**Records for this task:**
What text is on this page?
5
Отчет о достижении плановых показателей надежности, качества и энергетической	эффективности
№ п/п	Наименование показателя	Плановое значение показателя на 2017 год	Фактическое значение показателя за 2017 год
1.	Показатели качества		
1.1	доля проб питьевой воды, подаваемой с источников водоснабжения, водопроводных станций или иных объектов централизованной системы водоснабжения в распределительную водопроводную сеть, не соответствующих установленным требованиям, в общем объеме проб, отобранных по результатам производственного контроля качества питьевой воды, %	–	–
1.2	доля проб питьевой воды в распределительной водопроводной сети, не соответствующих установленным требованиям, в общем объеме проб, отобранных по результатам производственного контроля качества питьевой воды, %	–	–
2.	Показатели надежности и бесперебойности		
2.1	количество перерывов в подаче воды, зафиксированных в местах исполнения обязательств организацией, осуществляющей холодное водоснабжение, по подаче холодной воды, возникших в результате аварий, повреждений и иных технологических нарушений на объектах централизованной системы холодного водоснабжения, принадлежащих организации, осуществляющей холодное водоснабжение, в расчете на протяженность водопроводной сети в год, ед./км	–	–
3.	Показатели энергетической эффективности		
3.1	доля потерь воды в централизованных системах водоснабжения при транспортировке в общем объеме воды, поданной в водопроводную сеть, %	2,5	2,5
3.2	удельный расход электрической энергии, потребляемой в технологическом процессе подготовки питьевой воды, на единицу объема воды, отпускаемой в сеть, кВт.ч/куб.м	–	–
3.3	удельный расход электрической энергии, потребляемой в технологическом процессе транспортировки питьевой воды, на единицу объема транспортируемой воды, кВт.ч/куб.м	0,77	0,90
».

**Written task:** Repeat all the records. Match each line exactly.

**Solved exercise:**
What text is on this page?
5
Отчет о достижении плановых показателей надежности, качества и энергетической	эффективности
№ п/п	Наименование показателя	Плановое значение показателя на 2017 год	Фактическое значение показателя за 2017 год
1.	Показатели качества		
1.1	доля проб питьевой воды, подаваемой с источников водоснабжения, водопроводных станций или иных объектов централизованной системы водоснабжения в распределительную водопроводную сеть, не соответствующих установленным требованиям, в общем объеме проб, отобранных по результатам производственного контроля качества питьевой воды, %	–	–
1.2	доля проб питьевой воды в распределительной водопроводной сети, не соответствующих установленным требованиям, в общем объеме проб, отобранных по результатам производственного контроля качества питьевой воды, %	–	–
2.	Показатели надежности и бесперебойности		
2.1	количество перерывов в подаче воды, зафиксированных в местах исполнения обязательств организацией, осуществляющей холодное водоснабжение, по подаче холодной воды, возникших в результате аварий, повреждений и иных технологических нарушений на объектах централизованной системы холодного водоснабжения, принадлежащих организации, осуществляющей холодное водоснабжение, в расчете на протяженность водопроводной сети в год, ед./км	–	–
3.	Показатели энергетической эффективности		
3.1	доля потерь воды в централизованных системах водоснабжения при транспортировке в общем объеме воды, поданной в водопроводную сеть, %	2,5	2,5
3.2	удельный расход электрической энергии, потребляемой в технологическом процессе подготовки питьевой воды, на единицу объема воды, отпускаемой в сеть, кВт.ч/куб.м	–	–
3.3	удельный расход электрической энергии, потребляемой в технологическом процессе транспортировки питьевой воды, на единицу объема транспортируемой воды, кВт.ч/куб.м	0,77	0,90
».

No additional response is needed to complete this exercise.